======== Dataset content ========
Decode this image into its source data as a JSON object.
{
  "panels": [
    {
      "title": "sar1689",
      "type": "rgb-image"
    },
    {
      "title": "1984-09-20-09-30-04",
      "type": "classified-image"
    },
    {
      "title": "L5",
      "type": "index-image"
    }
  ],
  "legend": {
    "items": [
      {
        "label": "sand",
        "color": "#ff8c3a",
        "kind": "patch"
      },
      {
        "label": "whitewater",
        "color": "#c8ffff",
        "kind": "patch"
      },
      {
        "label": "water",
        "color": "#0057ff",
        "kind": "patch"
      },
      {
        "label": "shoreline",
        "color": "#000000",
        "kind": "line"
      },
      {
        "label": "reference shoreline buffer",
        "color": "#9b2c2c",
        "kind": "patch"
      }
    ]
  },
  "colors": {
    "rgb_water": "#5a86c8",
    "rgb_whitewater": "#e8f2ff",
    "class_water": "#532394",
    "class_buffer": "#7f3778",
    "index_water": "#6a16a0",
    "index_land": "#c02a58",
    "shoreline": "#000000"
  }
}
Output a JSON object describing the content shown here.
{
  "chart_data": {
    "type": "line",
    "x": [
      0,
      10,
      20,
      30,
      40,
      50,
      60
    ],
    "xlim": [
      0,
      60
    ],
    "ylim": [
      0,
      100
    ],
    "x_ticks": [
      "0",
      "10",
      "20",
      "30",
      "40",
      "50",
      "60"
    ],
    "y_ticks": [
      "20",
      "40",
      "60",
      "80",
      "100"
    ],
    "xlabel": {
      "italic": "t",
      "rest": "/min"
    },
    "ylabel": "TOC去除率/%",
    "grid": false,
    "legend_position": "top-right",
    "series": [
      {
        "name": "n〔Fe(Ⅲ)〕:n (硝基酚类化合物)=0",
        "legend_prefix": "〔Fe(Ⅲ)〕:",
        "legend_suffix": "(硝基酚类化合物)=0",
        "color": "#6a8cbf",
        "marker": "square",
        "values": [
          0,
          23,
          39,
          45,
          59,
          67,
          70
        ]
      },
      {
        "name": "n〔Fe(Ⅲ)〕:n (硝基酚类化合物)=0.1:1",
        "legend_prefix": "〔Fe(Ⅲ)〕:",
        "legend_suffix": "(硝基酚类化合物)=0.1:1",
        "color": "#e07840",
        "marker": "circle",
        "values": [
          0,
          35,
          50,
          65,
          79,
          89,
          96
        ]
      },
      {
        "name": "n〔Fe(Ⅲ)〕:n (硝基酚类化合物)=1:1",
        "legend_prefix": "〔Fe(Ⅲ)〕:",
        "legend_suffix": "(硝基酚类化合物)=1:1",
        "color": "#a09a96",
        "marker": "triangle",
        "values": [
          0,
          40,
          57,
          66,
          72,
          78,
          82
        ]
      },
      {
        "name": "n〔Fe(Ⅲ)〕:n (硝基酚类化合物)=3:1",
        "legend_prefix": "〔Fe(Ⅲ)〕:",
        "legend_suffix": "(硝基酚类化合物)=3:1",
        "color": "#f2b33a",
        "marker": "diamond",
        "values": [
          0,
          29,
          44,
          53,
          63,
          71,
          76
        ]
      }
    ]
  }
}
========
- Written request
Copy every line from the entries that contains the word "marker".

- Final answer
        "marker": "square",
        "marker": "circle",
        "marker": "triangle",
        "marker": "diamond",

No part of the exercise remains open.